### TASK DIRECTIONS
Copy, from the entries below, each line in which the string "this" appears.

### THE RECORDS

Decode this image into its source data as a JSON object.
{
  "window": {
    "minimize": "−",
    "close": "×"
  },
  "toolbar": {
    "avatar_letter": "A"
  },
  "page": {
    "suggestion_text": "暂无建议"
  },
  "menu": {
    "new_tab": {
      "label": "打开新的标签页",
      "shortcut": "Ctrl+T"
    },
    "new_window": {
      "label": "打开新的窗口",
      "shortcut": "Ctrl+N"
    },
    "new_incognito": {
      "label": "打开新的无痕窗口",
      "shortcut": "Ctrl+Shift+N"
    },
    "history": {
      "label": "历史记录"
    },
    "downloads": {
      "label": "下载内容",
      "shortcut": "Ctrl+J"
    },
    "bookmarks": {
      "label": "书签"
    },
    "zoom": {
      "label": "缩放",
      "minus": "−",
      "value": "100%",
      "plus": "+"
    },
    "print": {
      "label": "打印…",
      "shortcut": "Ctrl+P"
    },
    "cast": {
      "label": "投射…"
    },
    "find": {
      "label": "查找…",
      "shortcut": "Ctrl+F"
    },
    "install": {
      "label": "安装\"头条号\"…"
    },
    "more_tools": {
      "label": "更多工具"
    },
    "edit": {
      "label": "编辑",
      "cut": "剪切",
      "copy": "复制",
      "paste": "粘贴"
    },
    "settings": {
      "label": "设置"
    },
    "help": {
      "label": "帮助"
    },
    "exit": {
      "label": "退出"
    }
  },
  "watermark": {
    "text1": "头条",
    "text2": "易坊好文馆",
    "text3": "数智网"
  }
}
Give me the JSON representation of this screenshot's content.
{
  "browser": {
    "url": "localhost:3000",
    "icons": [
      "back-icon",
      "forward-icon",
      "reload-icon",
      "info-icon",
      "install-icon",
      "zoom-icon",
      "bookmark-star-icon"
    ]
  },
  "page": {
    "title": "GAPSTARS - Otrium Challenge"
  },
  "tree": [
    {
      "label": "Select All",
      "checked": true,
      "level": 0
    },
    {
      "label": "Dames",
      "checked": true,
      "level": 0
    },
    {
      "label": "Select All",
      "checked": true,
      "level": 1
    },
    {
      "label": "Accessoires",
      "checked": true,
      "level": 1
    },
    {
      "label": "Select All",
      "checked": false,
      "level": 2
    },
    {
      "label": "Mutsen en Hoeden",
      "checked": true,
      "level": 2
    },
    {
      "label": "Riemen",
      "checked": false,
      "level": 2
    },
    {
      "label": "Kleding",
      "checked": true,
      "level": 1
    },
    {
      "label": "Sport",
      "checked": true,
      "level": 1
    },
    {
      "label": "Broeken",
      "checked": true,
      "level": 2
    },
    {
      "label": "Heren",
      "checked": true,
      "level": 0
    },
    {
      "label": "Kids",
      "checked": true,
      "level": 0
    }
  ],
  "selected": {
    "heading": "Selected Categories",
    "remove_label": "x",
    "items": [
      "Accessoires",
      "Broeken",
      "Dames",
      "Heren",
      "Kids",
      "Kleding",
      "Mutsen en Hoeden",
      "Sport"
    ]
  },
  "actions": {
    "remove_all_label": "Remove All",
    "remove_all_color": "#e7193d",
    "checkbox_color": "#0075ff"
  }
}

### COMPLETE RESPONSE
Decode this image into its source data as a JSON object.
Give me the JSON representation of this screenshot's content.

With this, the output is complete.